Excerpts from a figure dataset
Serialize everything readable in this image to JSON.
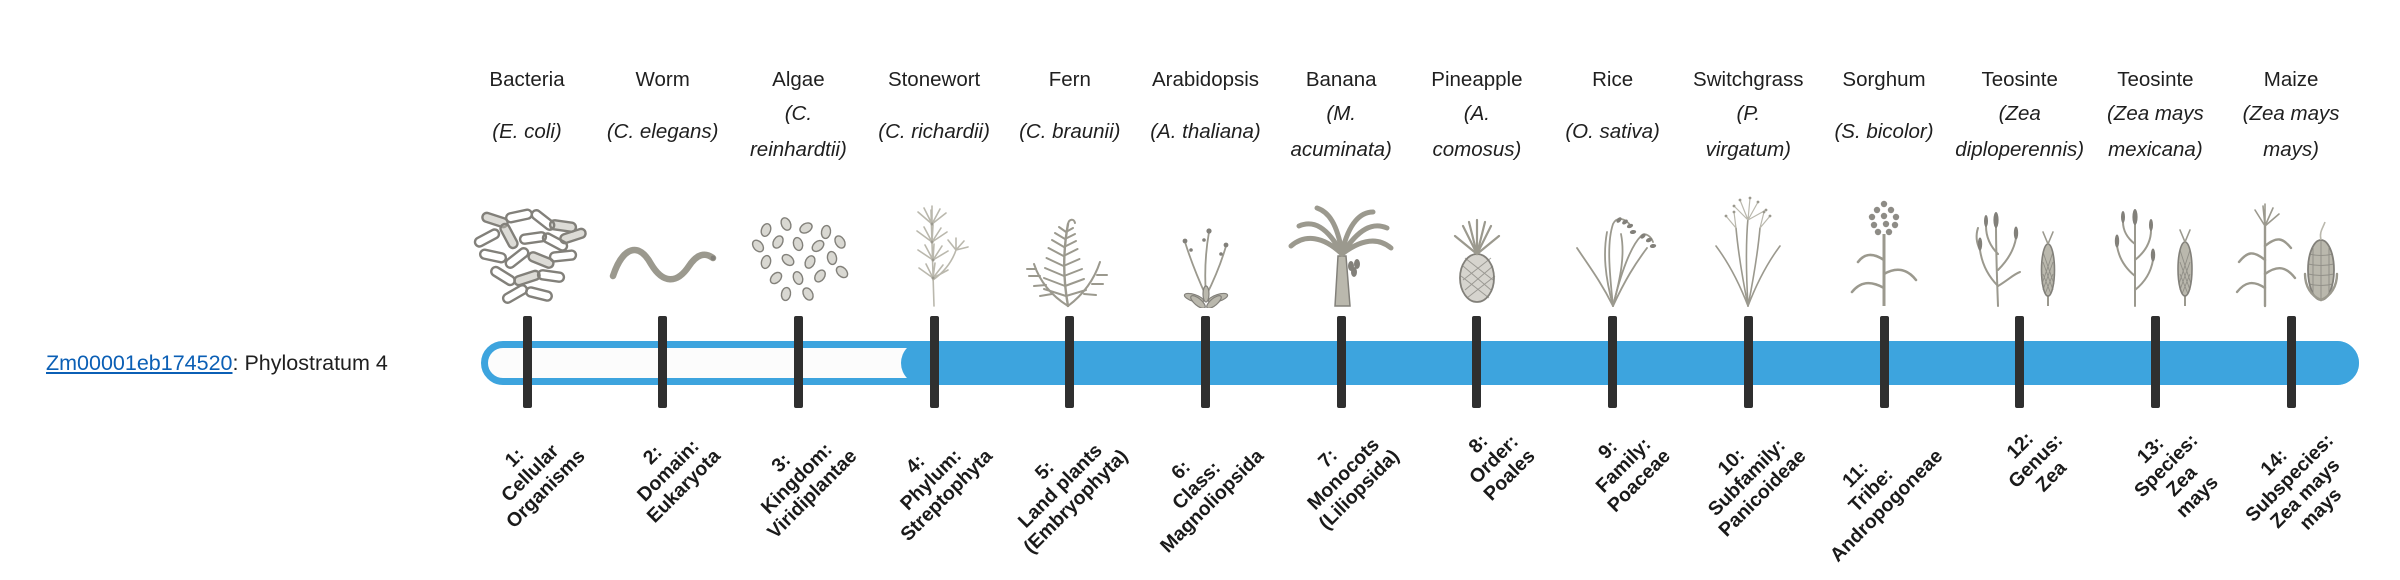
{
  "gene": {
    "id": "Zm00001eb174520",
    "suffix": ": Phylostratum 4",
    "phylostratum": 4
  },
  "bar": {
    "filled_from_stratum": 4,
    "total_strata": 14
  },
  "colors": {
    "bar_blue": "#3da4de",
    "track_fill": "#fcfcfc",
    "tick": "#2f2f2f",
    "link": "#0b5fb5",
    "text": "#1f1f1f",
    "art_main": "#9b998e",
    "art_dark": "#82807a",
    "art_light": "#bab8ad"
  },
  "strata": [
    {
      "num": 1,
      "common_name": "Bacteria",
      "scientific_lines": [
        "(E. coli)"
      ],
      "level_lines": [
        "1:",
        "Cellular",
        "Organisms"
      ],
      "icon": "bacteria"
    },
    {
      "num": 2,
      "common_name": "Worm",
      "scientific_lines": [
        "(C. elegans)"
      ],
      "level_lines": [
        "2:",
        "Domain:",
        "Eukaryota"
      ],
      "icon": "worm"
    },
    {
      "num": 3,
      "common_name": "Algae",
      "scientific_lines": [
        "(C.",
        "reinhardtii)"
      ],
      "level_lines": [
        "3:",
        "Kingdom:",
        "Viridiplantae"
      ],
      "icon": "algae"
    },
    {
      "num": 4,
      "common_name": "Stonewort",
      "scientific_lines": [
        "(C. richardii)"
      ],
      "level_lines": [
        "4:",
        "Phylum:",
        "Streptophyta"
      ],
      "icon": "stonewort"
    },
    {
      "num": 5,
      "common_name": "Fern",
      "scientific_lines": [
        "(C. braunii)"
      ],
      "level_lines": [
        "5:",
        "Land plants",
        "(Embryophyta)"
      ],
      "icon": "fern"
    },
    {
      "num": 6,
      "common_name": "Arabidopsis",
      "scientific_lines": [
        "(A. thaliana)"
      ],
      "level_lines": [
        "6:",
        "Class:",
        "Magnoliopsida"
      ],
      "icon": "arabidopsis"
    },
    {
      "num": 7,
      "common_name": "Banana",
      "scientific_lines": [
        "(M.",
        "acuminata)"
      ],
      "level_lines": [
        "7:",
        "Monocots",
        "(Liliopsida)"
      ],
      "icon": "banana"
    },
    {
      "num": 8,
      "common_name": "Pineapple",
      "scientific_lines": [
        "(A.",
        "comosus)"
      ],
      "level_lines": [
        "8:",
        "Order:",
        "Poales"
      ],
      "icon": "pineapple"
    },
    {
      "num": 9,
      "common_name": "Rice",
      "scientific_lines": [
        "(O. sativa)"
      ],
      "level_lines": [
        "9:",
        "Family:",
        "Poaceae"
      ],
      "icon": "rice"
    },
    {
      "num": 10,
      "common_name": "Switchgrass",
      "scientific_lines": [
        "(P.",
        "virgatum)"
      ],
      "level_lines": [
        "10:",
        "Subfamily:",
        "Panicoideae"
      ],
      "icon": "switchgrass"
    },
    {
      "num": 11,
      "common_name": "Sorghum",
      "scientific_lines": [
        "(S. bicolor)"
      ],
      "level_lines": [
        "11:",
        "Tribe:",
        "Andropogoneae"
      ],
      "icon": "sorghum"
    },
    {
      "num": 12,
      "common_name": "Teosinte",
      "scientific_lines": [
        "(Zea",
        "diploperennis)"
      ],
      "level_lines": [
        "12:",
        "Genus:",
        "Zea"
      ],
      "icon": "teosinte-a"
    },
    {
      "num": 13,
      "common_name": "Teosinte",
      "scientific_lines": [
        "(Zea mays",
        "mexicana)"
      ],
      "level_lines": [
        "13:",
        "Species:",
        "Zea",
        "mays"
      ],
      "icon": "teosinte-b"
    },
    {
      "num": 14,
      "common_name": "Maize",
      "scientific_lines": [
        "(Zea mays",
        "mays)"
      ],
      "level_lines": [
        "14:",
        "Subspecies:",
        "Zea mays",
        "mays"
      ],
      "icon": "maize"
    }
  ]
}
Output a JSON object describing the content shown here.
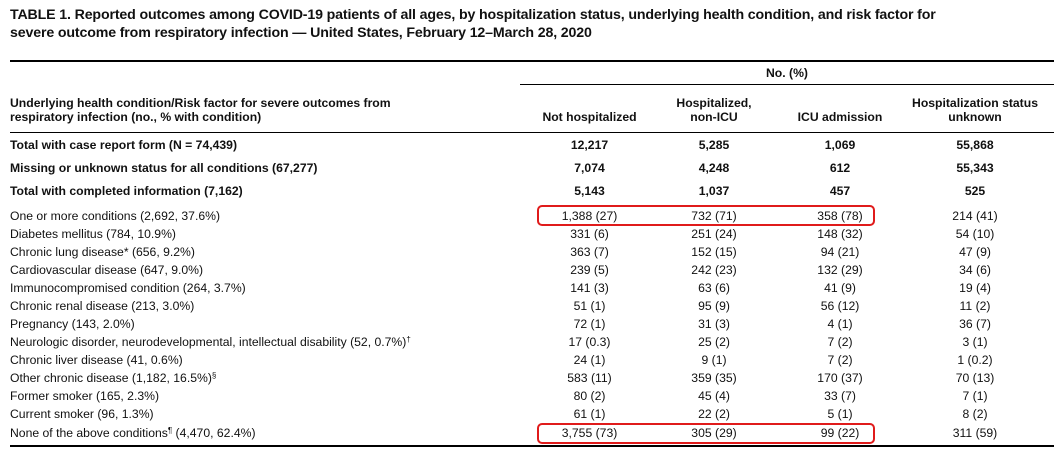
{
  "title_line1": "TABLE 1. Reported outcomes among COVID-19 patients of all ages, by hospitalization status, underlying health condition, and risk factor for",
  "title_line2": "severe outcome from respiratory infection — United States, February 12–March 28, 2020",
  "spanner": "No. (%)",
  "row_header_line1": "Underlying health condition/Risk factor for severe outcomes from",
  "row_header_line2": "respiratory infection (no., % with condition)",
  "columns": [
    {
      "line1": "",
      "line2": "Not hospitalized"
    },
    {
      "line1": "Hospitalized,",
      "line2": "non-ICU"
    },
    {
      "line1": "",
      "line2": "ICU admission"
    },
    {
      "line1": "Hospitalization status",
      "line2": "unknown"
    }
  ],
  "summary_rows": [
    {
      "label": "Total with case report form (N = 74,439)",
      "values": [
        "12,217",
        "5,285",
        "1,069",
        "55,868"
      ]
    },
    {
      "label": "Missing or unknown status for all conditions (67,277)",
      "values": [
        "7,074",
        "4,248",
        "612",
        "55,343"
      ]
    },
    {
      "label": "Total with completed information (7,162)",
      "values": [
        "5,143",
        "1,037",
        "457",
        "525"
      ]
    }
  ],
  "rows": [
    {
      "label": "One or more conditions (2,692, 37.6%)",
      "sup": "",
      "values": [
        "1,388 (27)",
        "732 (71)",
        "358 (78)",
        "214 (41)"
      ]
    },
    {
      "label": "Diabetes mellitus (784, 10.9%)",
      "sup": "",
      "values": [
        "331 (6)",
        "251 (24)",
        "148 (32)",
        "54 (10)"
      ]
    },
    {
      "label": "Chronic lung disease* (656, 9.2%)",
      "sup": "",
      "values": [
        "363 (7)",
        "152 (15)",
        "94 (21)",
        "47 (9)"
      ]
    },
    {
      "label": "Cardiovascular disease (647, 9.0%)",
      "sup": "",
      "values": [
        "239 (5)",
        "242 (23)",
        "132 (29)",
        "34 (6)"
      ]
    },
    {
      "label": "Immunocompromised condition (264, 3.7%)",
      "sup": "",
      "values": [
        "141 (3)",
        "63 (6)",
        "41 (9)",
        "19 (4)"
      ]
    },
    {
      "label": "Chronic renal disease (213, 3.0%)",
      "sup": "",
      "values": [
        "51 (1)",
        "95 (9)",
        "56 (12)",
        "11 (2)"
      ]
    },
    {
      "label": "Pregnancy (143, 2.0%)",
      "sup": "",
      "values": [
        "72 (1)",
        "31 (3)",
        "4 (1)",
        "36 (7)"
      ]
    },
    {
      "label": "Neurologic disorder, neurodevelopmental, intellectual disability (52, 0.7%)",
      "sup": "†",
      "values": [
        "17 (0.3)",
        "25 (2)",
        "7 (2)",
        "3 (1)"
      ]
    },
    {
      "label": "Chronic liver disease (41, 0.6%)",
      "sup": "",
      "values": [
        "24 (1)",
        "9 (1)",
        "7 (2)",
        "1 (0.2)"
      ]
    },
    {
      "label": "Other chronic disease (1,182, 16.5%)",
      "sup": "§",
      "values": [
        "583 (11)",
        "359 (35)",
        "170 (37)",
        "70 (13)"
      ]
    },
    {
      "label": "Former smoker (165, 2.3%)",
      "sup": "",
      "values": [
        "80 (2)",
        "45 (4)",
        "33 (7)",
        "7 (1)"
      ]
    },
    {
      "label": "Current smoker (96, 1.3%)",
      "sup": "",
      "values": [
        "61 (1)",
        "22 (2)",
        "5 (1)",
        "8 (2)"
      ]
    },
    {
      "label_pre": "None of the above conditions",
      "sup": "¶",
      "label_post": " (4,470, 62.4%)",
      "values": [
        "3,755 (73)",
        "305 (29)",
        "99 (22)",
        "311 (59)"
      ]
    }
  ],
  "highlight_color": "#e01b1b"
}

• Task statement: Only text belongs in the copy: repeat each line of the data exactly and leave out the pictures.

• Output for this task:
Serialize everything readable in this image to JSON.
{
  "gene": {
    "id": "Zm00001eb174520",
    "suffix": ": Phylostratum 4",
    "phylostratum": 4
  },
  "bar": {
    "filled_from_stratum": 4,
    "total_strata": 14
  },
  "colors": {
    "bar_blue": "#3da4de",
    "track_fill": "#fcfcfc",
    "tick": "#2f2f2f",
    "link": "#0b5fb5",
    "text": "#1f1f1f",
    "art_main": "#9b998e",
    "art_dark": "#82807a",
    "art_light": "#bab8ad"
  },
  "strata": [
    {
      "num": 1,
      "common_name": "Bacteria",
      "scientific_lines": [
        "(E. coli)"
      ],
      "level_lines": [
        "1:",
        "Cellular",
        "Organisms"
      ],
      "icon": "bacteria"
    },
    {
      "num": 2,
      "common_name": "Worm",
      "scientific_lines": [
        "(C. elegans)"
      ],
      "level_lines": [
        "2:",
        "Domain:",
        "Eukaryota"
      ],
      "icon": "worm"
    },
    {
      "num": 3,
      "common_name": "Algae",
      "scientific_lines": [
        "(C.",
        "reinhardtii)"
      ],
      "level_lines": [
        "3:",
        "Kingdom:",
        "Viridiplantae"
      ],
      "icon": "algae"
    },
    {
      "num": 4,
      "common_name": "Stonewort",
      "scientific_lines": [
        "(C. richardii)"
      ],
      "level_lines": [
        "4:",
        "Phylum:",
        "Streptophyta"
      ],
      "icon": "stonewort"
    },
    {
      "num": 5,
      "common_name": "Fern",
      "scientific_lines": [
        "(C. braunii)"
      ],
      "level_lines": [
        "5:",
        "Land plants",
        "(Embryophyta)"
      ],
      "icon": "fern"
    },
    {
      "num": 6,
      "common_name": "Arabidopsis",
      "scientific_lines": [
        "(A. thaliana)"
      ],
      "level_lines": [
        "6:",
        "Class:",
        "Magnoliopsida"
      ],
      "icon": "arabidopsis"
    },
    {
      "num": 7,
      "common_name": "Banana",
      "scientific_lines": [
        "(M.",
        "acuminata)"
      ],
      "level_lines": [
        "7:",
        "Monocots",
        "(Liliopsida)"
      ],
      "icon": "banana"
    },
    {
      "num": 8,
      "common_name": "Pineapple",
      "scientific_lines": [
        "(A.",
        "comosus)"
      ],
      "level_lines": [
        "8:",
        "Order:",
        "Poales"
      ],
      "icon": "pineapple"
    },
    {
      "num": 9,
      "common_name": "Rice",
      "scientific_lines": [
        "(O. sativa)"
      ],
      "level_lines": [
        "9:",
        "Family:",
        "Poaceae"
      ],
      "icon": "rice"
    },
    {
      "num": 10,
      "common_name": "Switchgrass",
      "scientific_lines": [
        "(P.",
        "virgatum)"
      ],
      "level_lines": [
        "10:",
        "Subfamily:",
        "Panicoideae"
      ],
      "icon": "switchgrass"
    },
    {
      "num": 11,
      "common_name": "Sorghum",
      "scientific_lines": [
        "(S. bicolor)"
      ],
      "level_lines": [
        "11:",
        "Tribe:",
        "Andropogoneae"
      ],
      "icon": "sorghum"
    },
    {
      "num": 12,
      "common_name": "Teosinte",
      "scientific_lines": [
        "(Zea",
        "diploperennis)"
      ],
      "level_lines": [
        "12:",
        "Genus:",
        "Zea"
      ],
      "icon": "teosinte-a"
    },
    {
      "num": 13,
      "common_name": "Teosinte",
      "scientific_lines": [
        "(Zea mays",
        "mexicana)"
      ],
      "level_lines": [
        "13:",
        "Species:",
        "Zea",
        "mays"
      ],
      "icon": "teosinte-b"
    },
    {
      "num": 14,
      "common_name": "Maize",
      "scientific_lines": [
        "(Zea mays",
        "mays)"
      ],
      "level_lines": [
        "14:",
        "Subspecies:",
        "Zea mays",
        "mays"
      ],
      "icon": "maize"
    }
  ]
}
Output a JSON object describing the content shown here.
{
  "title_line1": "TABLE 1. Reported outcomes among COVID-19 patients of all ages, by hospitalization status, underlying health condition, and risk factor for",
  "title_line2": "severe outcome from respiratory infection — United States, February 12–March 28, 2020",
  "spanner": "No. (%)",
  "row_header_line1": "Underlying health condition/Risk factor for severe outcomes from",
  "row_header_line2": "respiratory infection (no., % with condition)",
  "columns": [
    {
      "line1": "",
      "line2": "Not hospitalized"
    },
    {
      "line1": "Hospitalized,",
      "line2": "non-ICU"
    },
    {
      "line1": "",
      "line2": "ICU admission"
    },
    {
      "line1": "Hospitalization status",
      "line2": "unknown"
    }
  ],
  "summary_rows": [
    {
      "label": "Total with case report form (N = 74,439)",
      "values": [
        "12,217",
        "5,285",
        "1,069",
        "55,868"
      ]
    },
    {
      "label": "Missing or unknown status for all conditions (67,277)",
      "values": [
        "7,074",
        "4,248",
        "612",
        "55,343"
      ]
    },
    {
      "label": "Total with completed information (7,162)",
      "values": [
        "5,143",
        "1,037",
        "457",
        "525"
      ]
    }
  ],
  "rows": [
    {
      "label": "One or more conditions (2,692, 37.6%)",
      "sup": "",
      "values": [
        "1,388 (27)",
        "732 (71)",
        "358 (78)",
        "214 (41)"
      ]
    },
    {
      "label": "Diabetes mellitus (784, 10.9%)",
      "sup": "",
      "values": [
        "331 (6)",
        "251 (24)",
        "148 (32)",
        "54 (10)"
      ]
    },
    {
      "label": "Chronic lung disease* (656, 9.2%)",
      "sup": "",
      "values": [
        "363 (7)",
        "152 (15)",
        "94 (21)",
        "47 (9)"
      ]
    },
    {
      "label": "Cardiovascular disease (647, 9.0%)",
      "sup": "",
      "values": [
        "239 (5)",
        "242 (23)",
        "132 (29)",
        "34 (6)"
      ]
    },
    {
      "label": "Immunocompromised condition (264, 3.7%)",
      "sup": "",
      "values": [
        "141 (3)",
        "63 (6)",
        "41 (9)",
        "19 (4)"
      ]
    },
    {
      "label": "Chronic renal disease (213, 3.0%)",
      "sup": "",
      "values": [
        "51 (1)",
        "95 (9)",
        "56 (12)",
        "11 (2)"
      ]
    },
    {
      "label": "Pregnancy (143, 2.0%)",
      "sup": "",
      "values": [
        "72 (1)",
        "31 (3)",
        "4 (1)",
        "36 (7)"
      ]
    },
    {
      "label": "Neurologic disorder, neurodevelopmental, intellectual disability (52, 0.7%)",
      "sup": "†",
      "values": [
        "17 (0.3)",
        "25 (2)",
        "7 (2)",
        "3 (1)"
      ]
    },
    {
      "label": "Chronic liver disease (41, 0.6%)",
      "sup": "",
      "values": [
        "24 (1)",
        "9 (1)",
        "7 (2)",
        "1 (0.2)"
      ]
    },
    {
      "label": "Other chronic disease (1,182, 16.5%)",
      "sup": "§",
      "values": [
        "583 (11)",
        "359 (35)",
        "170 (37)",
        "70 (13)"
      ]
    },
    {
      "label": "Former smoker (165, 2.3%)",
      "sup": "",
      "values": [
        "80 (2)",
        "45 (4)",
        "33 (7)",
        "7 (1)"
      ]
    },
    {
      "label": "Current smoker (96, 1.3%)",
      "sup": "",
      "values": [
        "61 (1)",
        "22 (2)",
        "5 (1)",
        "8 (2)"
      ]
    },
    {
      "label_pre": "None of the above conditions",
      "sup": "¶",
      "label_post": " (4,470, 62.4%)",
      "values": [
        "3,755 (73)",
        "305 (29)",
        "99 (22)",
        "311 (59)"
      ]
    }
  ],
  "highlight_color": "#e01b1b"
}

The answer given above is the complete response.